Work instructions:
Make an exact copy of the lines below.

Data excerpts
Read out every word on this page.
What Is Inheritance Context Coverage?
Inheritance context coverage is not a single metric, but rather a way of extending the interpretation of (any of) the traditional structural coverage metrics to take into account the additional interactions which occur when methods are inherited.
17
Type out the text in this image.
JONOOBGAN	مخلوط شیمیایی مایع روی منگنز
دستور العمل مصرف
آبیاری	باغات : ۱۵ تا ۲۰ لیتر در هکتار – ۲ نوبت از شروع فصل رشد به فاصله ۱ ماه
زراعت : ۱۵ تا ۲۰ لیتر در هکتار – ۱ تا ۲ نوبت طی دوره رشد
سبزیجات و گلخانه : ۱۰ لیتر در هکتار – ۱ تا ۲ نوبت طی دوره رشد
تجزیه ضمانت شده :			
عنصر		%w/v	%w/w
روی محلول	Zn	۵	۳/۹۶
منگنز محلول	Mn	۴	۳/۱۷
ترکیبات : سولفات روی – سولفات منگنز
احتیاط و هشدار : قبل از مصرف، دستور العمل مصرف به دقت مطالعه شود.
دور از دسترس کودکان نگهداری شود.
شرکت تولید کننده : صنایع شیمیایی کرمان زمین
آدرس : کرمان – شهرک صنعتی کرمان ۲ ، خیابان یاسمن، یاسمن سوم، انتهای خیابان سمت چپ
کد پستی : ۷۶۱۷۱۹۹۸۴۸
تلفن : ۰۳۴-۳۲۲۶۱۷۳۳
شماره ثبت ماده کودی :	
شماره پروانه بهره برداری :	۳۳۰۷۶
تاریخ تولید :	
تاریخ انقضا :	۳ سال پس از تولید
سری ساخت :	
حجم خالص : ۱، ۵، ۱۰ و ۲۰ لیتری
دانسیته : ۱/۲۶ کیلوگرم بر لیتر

Answer to this problem:
Read out every word on this page.
What Is Inheritance Context Coverage?
Inheritance context coverage is not a single metric, but rather a way of extending the interpretation of (any of) the traditional structural coverage metrics to take into account the additional interactions which occur when methods are inherited.
17
Type out the text in this image.
JONOOBGAN	مخلوط شیمیایی مایع روی منگنز
دستور العمل مصرف
آبیاری	باغات : ۱۵ تا ۲۰ لیتر در هکتار – ۲ نوبت از شروع فصل رشد به فاصله ۱ ماه
زراعت : ۱۵ تا ۲۰ لیتر در هکتار – ۱ تا ۲ نوبت طی دوره رشد
سبزیجات و گلخانه : ۱۰ لیتر در هکتار – ۱ تا ۲ نوبت طی دوره رشد
تجزیه ضمانت شده :			
عنصر		%w/v	%w/w
روی محلول	Zn	۵	۳/۹۶
منگنز محلول	Mn	۴	۳/۱۷
ترکیبات : سولفات روی – سولفات منگنز
احتیاط و هشدار : قبل از مصرف، دستور العمل مصرف به دقت مطالعه شود.
دور از دسترس کودکان نگهداری شود.
شرکت تولید کننده : صنایع شیمیایی کرمان زمین
آدرس : کرمان – شهرک صنعتی کرمان ۲ ، خیابان یاسمن، یاسمن سوم، انتهای خیابان سمت چپ
کد پستی : ۷۶۱۷۱۹۹۸۴۸
تلفن : ۰۳۴-۳۲۲۶۱۷۳۳
شماره ثبت ماده کودی :	
شماره پروانه بهره برداری :	۳۳۰۷۶
تاریخ تولید :	
تاریخ انقضا :	۳ سال پس از تولید
سری ساخت :	
حجم خالص : ۱، ۵، ۱۰ و ۲۰ لیتری
دانسیته : ۱/۲۶ کیلوگرم بر لیتر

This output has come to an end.